# start of RECORDS SHOWN

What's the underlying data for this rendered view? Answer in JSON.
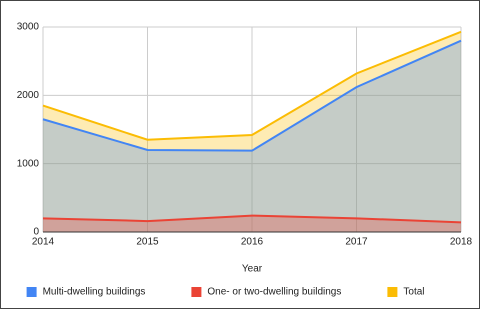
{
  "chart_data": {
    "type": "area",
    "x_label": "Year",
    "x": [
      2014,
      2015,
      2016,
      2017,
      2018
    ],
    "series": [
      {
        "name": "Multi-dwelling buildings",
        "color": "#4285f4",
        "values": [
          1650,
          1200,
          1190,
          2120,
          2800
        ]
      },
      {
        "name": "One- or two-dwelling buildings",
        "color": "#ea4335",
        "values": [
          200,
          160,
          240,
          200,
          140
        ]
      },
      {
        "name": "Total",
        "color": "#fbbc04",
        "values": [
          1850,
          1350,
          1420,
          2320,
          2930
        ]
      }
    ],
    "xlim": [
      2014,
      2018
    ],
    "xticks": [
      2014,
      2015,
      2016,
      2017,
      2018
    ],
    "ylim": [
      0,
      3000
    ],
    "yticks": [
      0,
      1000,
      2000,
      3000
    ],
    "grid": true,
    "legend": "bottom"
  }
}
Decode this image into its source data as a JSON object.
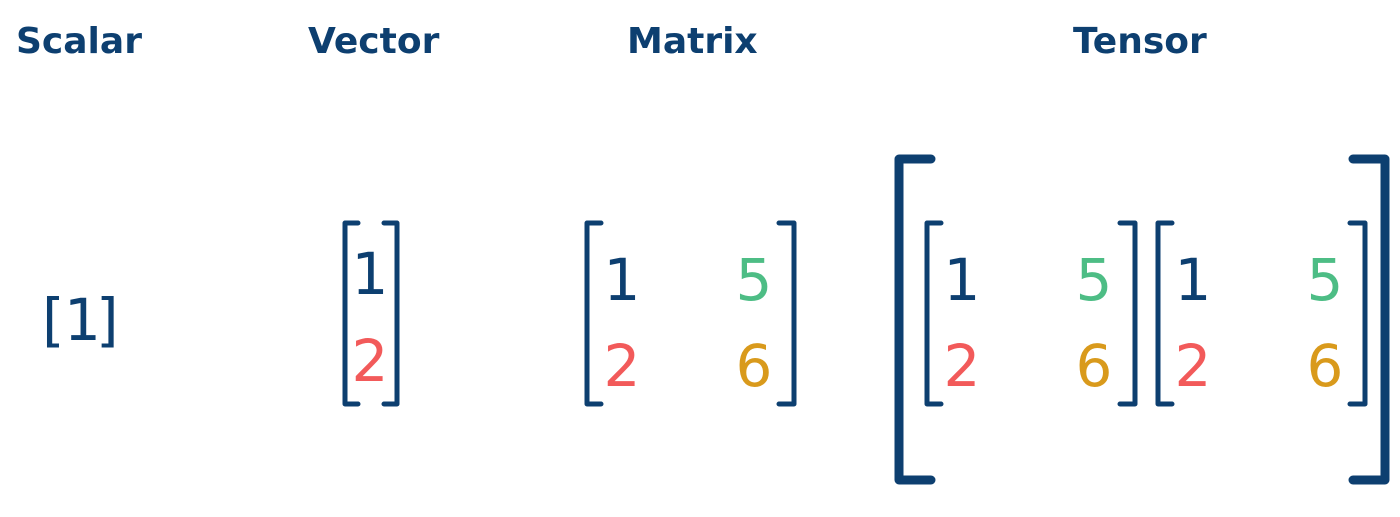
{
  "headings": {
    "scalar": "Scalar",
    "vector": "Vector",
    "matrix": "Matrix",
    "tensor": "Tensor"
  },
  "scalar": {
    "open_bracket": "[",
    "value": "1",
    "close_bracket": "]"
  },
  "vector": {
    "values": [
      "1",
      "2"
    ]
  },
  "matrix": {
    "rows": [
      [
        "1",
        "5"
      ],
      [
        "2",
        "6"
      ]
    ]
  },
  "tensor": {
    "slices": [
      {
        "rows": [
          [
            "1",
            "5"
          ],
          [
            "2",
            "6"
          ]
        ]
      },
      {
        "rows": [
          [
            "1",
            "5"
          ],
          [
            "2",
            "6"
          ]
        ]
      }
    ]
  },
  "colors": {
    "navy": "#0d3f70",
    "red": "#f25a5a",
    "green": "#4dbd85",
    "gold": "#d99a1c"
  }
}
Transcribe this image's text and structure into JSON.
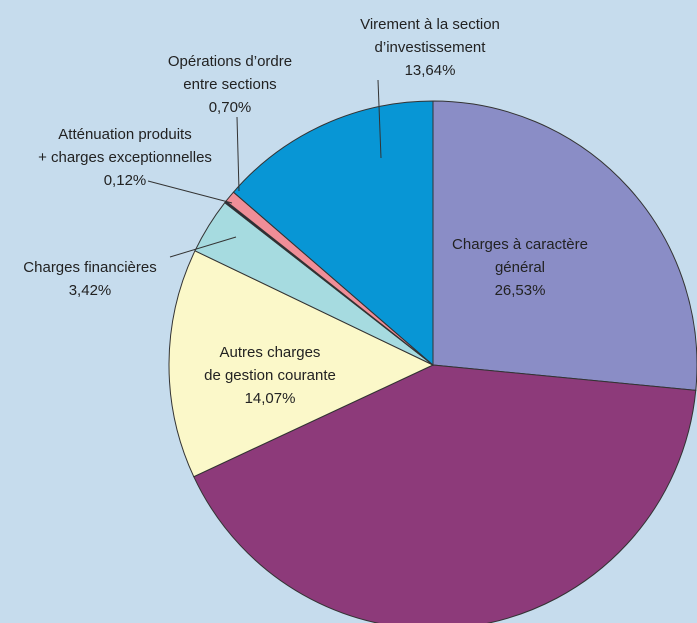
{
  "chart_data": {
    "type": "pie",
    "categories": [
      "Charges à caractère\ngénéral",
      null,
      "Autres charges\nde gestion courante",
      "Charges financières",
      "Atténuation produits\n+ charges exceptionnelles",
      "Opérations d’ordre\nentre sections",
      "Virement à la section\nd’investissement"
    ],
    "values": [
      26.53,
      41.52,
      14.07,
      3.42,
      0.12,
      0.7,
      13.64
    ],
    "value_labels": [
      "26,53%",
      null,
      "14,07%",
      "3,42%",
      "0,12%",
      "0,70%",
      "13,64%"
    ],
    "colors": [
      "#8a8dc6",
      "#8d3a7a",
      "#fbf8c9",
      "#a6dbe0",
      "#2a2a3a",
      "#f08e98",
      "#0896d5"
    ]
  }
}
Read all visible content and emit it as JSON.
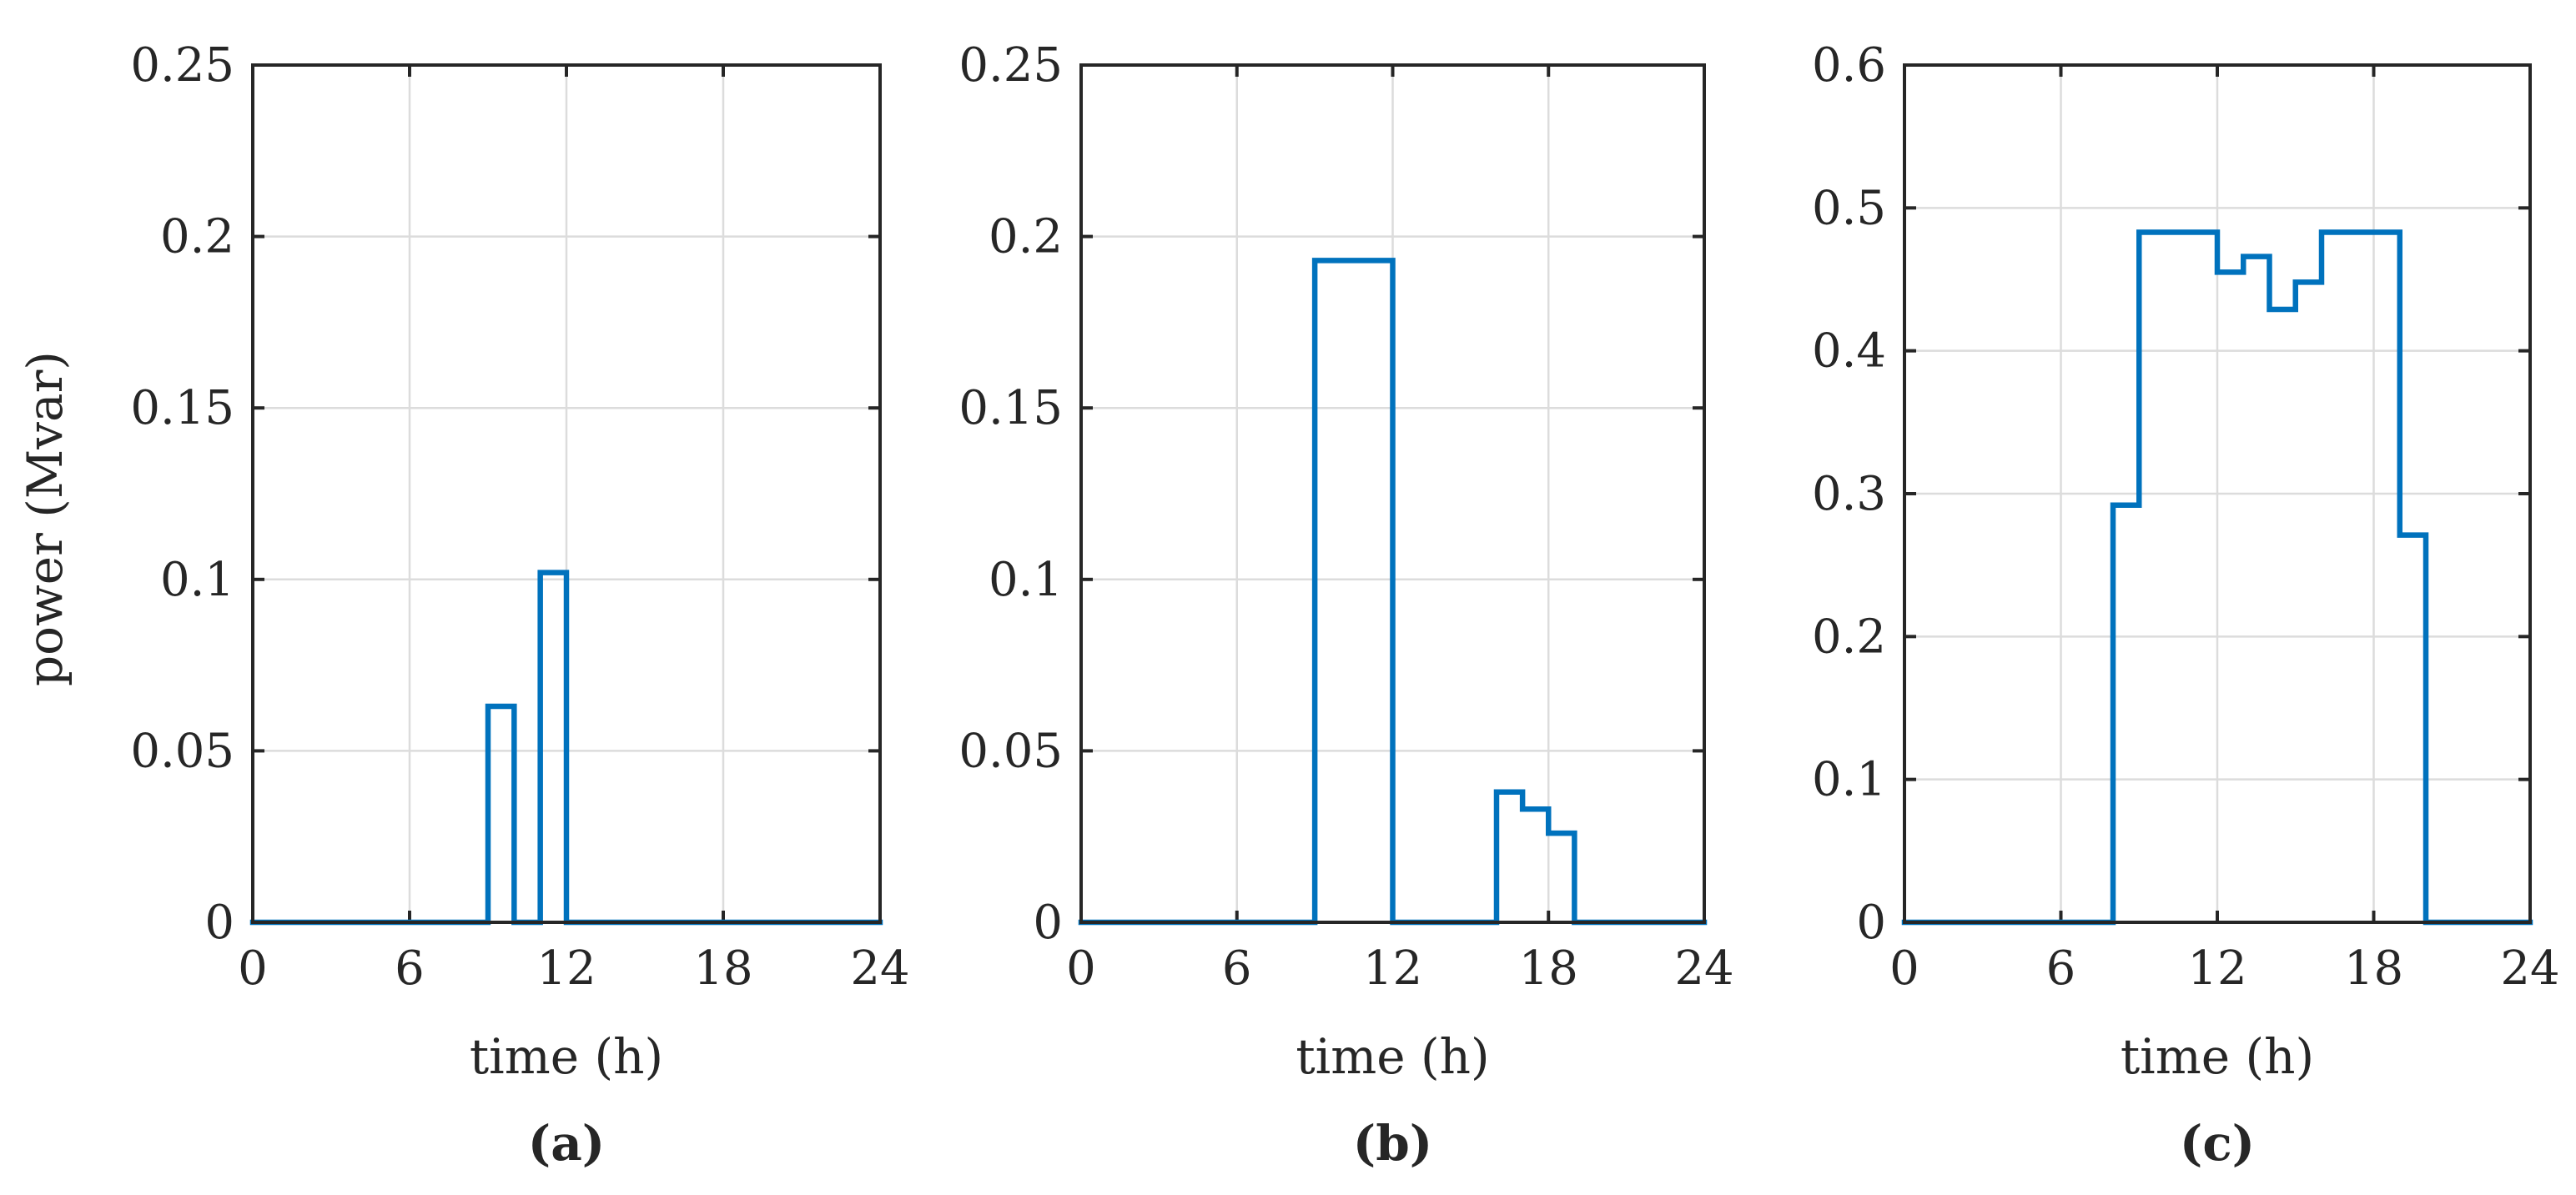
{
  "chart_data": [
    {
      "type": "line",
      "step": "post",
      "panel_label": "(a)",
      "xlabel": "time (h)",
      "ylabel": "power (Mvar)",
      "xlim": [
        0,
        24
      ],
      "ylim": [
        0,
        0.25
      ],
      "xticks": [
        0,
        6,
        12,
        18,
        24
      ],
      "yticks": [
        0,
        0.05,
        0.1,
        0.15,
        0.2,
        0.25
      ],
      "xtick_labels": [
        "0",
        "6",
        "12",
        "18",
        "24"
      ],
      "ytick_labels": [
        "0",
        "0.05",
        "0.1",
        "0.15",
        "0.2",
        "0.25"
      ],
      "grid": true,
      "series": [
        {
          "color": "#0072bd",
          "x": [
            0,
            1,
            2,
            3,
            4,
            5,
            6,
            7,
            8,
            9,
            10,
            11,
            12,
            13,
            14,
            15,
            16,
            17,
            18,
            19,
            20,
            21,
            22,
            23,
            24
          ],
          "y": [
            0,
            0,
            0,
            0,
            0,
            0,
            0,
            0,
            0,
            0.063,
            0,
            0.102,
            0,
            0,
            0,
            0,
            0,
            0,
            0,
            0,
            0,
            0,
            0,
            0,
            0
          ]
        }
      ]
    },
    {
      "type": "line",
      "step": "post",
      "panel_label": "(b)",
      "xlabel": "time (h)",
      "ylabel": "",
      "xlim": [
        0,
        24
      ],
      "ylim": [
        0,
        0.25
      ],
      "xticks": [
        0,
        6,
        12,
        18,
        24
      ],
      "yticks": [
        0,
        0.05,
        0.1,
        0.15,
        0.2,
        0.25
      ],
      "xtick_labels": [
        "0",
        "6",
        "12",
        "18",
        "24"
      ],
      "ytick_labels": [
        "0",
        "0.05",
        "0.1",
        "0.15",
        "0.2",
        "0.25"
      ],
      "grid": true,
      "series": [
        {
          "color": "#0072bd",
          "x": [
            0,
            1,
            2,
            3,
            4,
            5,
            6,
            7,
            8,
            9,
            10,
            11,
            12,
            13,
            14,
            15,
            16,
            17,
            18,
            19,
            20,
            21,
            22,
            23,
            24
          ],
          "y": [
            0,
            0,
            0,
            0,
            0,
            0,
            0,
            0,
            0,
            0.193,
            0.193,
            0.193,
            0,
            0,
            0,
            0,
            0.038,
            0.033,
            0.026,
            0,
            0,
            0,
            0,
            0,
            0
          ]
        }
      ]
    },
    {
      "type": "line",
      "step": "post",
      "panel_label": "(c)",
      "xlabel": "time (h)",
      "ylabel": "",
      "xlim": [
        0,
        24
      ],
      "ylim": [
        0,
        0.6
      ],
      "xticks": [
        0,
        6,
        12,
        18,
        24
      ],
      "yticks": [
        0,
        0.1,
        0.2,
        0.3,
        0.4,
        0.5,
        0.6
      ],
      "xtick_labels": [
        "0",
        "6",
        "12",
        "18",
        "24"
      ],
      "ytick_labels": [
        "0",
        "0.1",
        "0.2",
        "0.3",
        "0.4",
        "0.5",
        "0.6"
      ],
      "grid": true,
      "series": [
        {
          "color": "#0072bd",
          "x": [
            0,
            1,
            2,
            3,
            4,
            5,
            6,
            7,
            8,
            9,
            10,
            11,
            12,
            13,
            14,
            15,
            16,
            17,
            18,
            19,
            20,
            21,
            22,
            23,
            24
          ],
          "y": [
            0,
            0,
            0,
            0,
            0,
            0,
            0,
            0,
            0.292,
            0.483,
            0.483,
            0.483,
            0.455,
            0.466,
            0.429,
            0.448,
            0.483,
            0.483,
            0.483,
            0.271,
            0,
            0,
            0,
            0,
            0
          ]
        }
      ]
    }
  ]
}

# end of RECORDS SHOWN

*TASK STATEMENT*
From the records above, copy every line that holds the word "name".

*RESULT*
        "name": "Multi-dwelling buildings",
        "name": "One- or two-dwelling buildings",
        "name": "Total",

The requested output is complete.